- _Task details_: Answer with a single number: the count of lines that hold "moment".

- _Input for this task_:
■ ■ ■

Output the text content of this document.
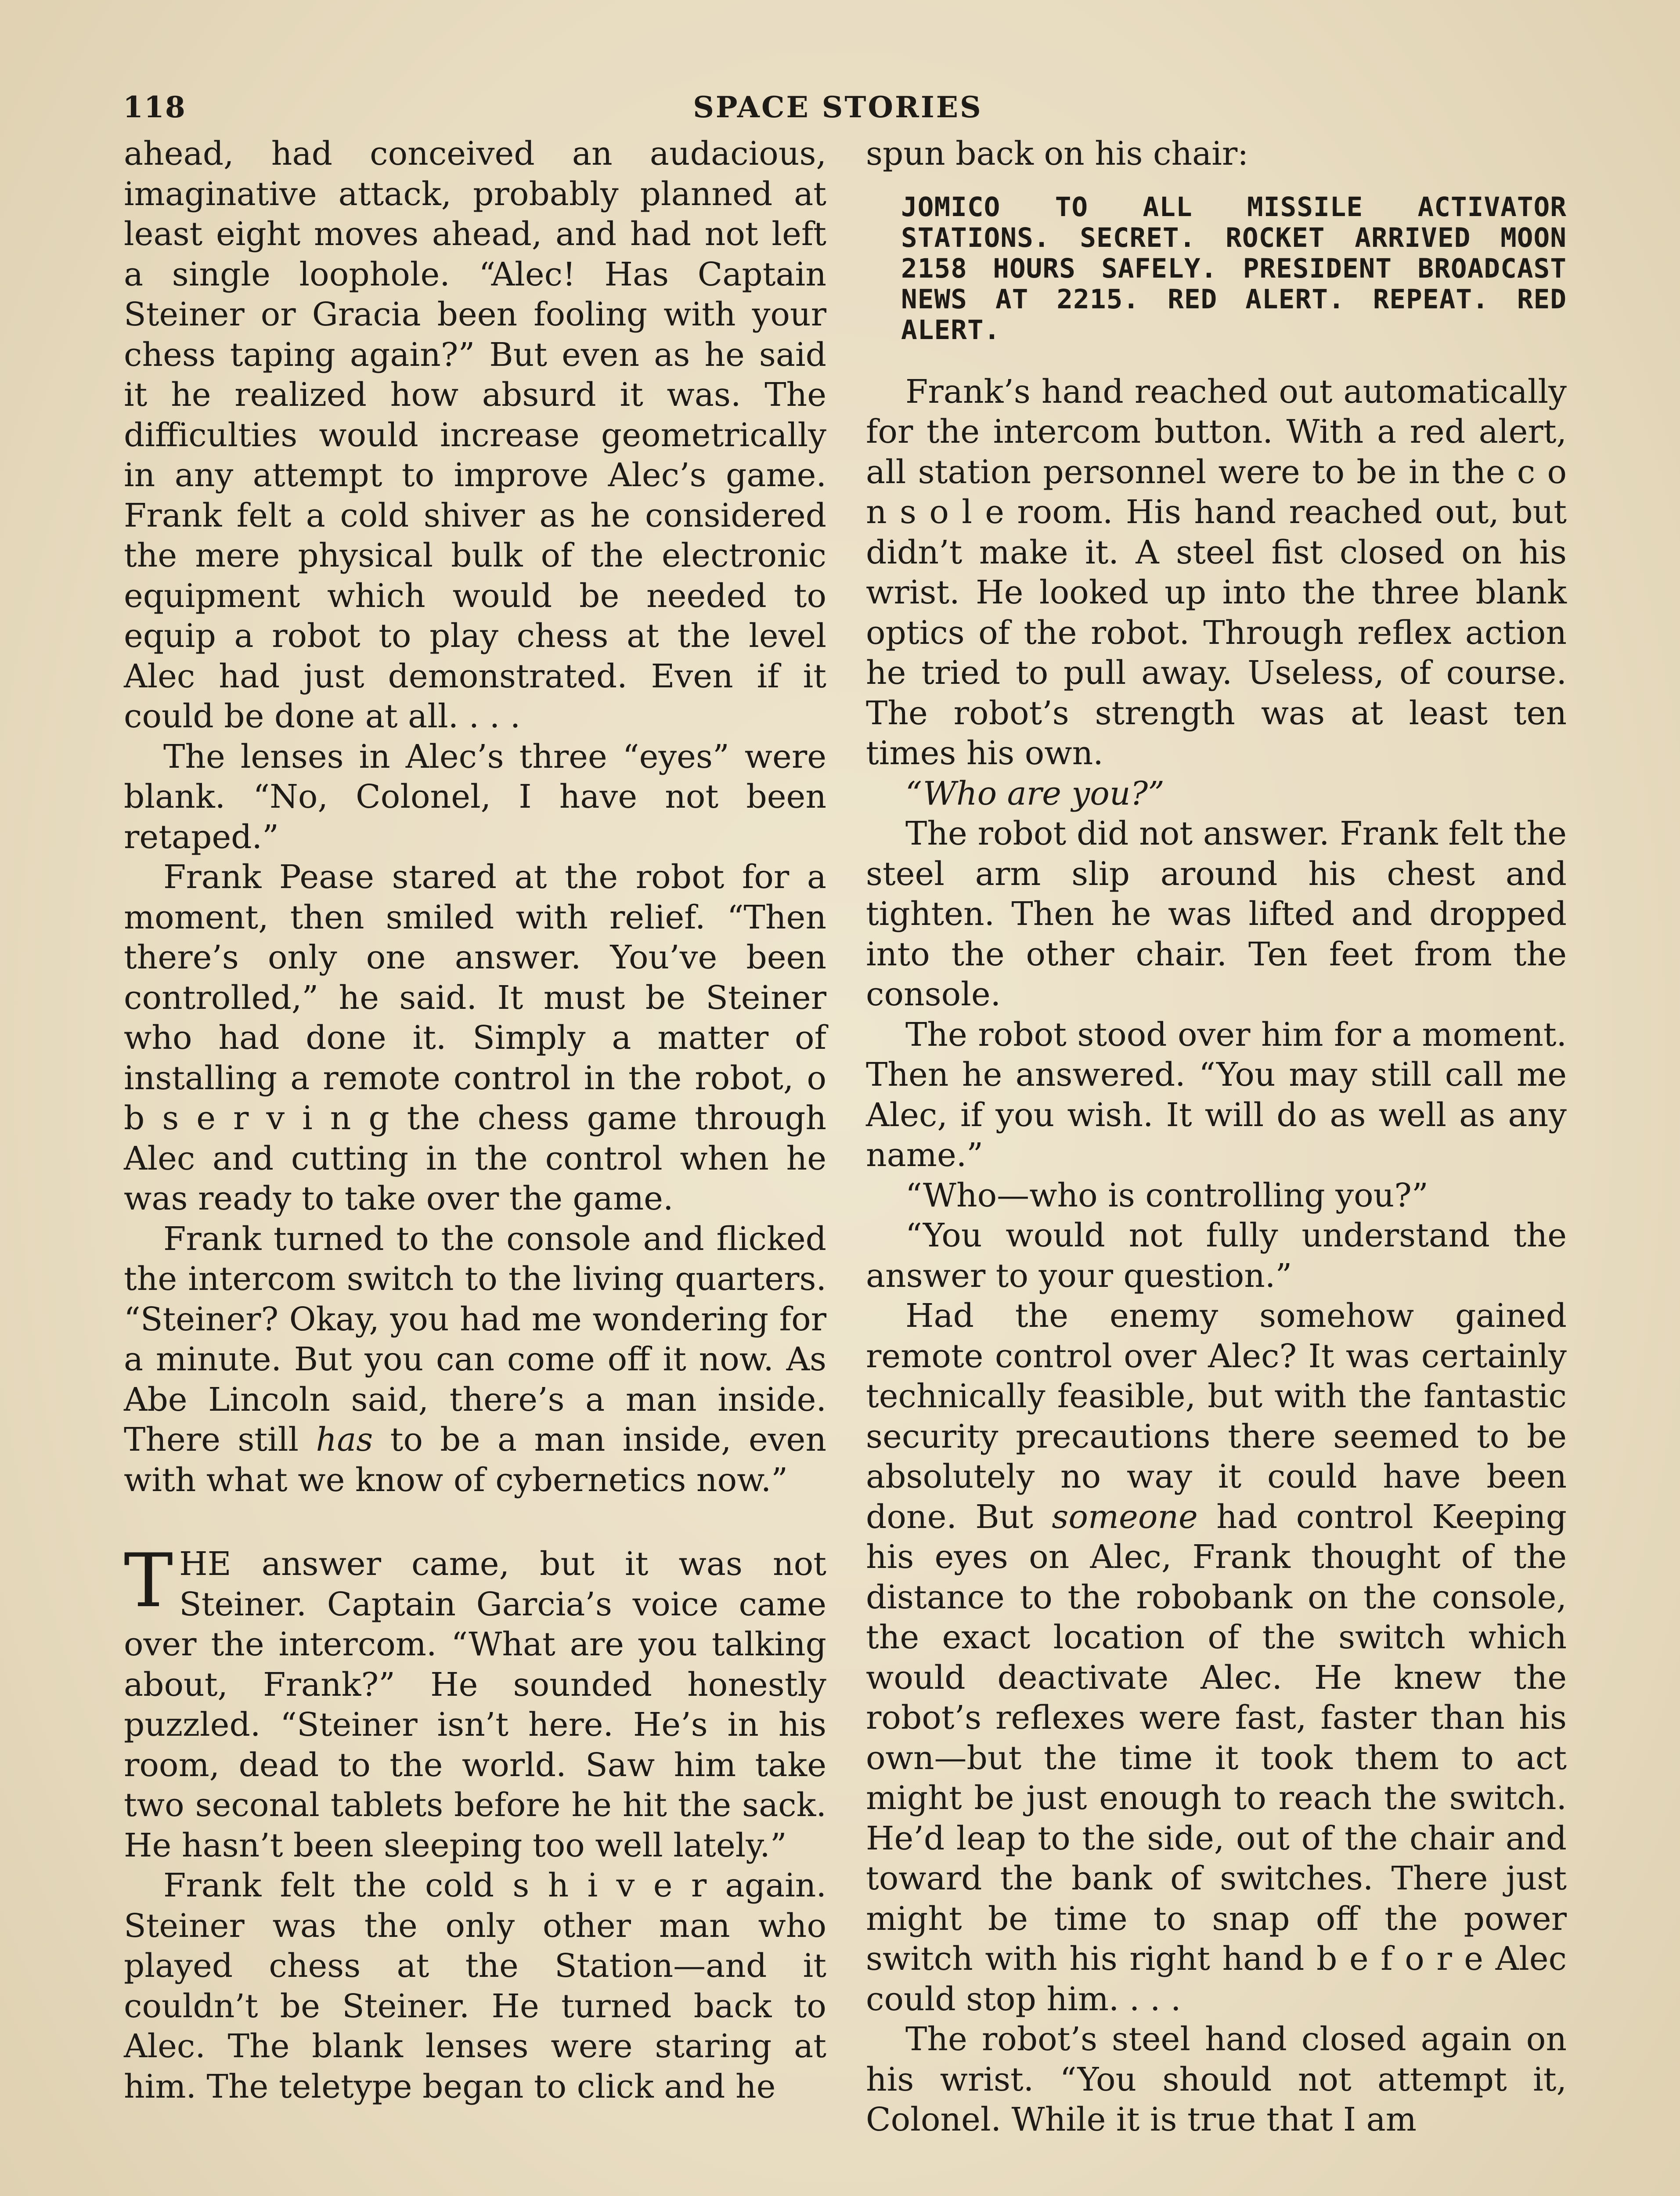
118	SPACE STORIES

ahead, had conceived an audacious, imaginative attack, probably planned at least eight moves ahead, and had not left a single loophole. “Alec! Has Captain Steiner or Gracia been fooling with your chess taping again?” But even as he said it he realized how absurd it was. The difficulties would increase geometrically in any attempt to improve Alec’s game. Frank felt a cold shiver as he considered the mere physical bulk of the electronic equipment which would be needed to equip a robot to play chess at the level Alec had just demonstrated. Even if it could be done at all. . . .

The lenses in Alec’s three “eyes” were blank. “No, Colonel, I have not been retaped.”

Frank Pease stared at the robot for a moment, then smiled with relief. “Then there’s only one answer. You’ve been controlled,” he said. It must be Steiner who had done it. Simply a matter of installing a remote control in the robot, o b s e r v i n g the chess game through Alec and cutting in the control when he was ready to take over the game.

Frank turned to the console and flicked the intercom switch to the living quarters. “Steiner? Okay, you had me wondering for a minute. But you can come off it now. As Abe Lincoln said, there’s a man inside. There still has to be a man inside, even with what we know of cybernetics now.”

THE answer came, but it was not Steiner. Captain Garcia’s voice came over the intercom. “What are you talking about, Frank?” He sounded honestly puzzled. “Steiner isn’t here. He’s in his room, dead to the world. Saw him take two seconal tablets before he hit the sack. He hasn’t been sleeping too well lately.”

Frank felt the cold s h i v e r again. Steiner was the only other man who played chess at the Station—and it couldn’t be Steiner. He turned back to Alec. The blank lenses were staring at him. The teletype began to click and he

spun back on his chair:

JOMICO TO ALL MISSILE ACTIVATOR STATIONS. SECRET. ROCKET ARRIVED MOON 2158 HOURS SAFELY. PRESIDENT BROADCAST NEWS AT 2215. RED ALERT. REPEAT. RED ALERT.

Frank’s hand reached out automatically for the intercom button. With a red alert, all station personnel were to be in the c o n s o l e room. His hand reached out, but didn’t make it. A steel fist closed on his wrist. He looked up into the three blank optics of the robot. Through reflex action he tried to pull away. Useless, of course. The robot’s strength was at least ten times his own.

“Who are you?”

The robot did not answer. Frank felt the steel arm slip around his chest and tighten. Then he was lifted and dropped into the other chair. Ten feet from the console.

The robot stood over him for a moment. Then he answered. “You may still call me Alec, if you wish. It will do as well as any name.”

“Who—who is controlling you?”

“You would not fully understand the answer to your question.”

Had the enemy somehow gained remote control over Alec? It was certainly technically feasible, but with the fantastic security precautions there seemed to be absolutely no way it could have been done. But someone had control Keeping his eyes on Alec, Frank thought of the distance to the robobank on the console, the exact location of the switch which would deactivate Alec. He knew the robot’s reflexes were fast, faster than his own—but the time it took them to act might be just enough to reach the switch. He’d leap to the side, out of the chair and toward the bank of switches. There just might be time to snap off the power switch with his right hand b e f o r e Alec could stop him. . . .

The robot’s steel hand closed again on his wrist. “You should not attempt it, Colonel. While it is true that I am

■ ■ ■

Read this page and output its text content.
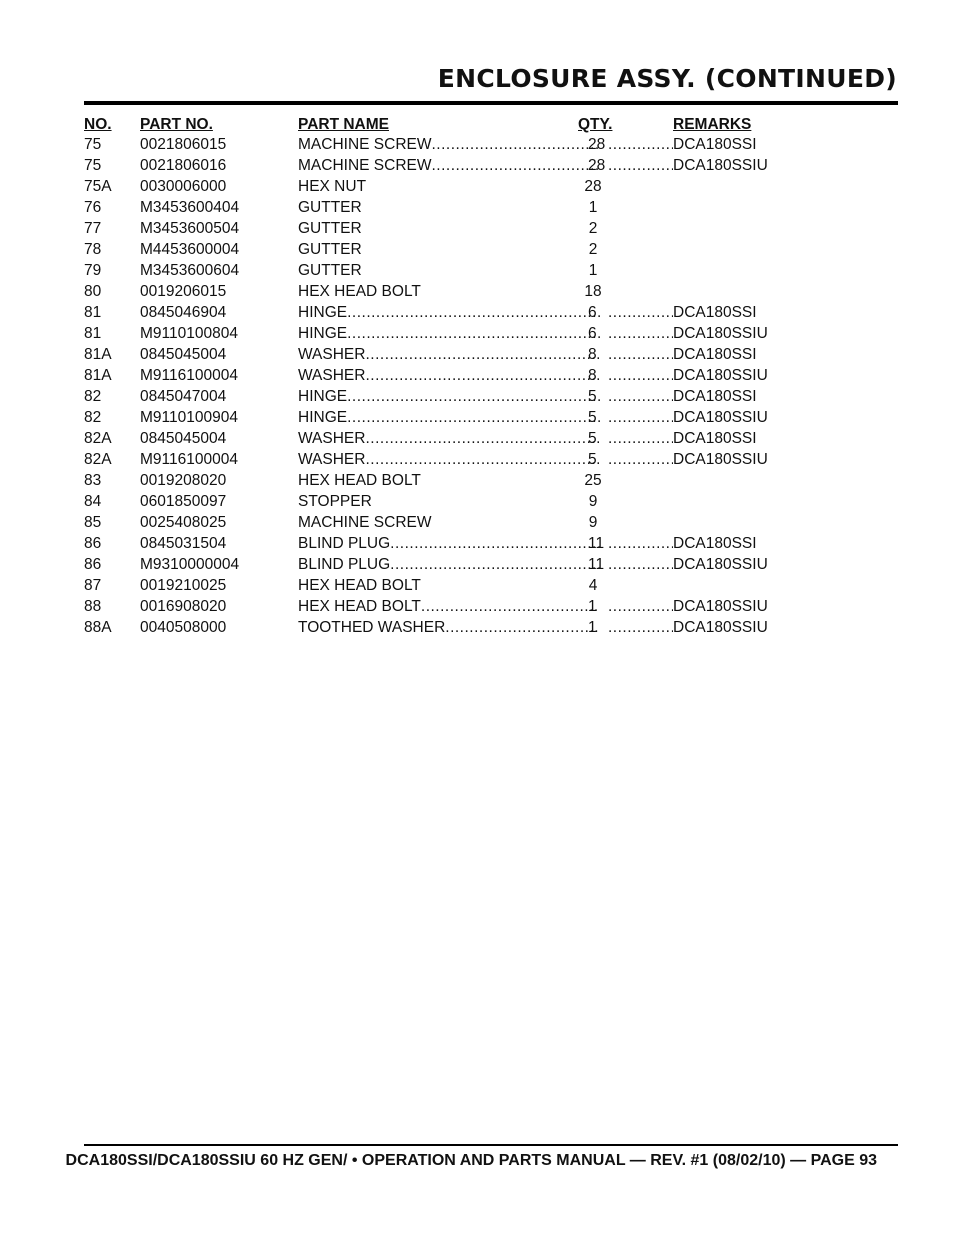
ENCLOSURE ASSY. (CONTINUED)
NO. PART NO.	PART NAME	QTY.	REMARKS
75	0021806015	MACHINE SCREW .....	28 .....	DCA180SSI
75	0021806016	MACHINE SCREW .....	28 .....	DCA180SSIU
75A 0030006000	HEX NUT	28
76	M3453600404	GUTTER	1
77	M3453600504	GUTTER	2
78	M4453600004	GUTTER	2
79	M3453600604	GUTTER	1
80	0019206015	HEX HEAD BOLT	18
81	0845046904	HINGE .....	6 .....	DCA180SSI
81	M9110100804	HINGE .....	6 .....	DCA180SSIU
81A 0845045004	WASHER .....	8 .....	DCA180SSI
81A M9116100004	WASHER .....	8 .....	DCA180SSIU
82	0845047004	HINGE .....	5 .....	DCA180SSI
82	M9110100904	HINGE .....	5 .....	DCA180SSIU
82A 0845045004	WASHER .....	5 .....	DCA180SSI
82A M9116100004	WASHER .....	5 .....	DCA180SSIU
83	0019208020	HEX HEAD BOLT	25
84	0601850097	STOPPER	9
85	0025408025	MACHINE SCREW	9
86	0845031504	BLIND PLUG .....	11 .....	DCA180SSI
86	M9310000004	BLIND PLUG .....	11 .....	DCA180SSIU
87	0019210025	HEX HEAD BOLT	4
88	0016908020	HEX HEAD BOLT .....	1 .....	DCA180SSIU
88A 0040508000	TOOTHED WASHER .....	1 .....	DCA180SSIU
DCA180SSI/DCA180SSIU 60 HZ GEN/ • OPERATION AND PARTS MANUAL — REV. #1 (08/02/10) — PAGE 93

■ ■ ■

- _Exercise result_: 2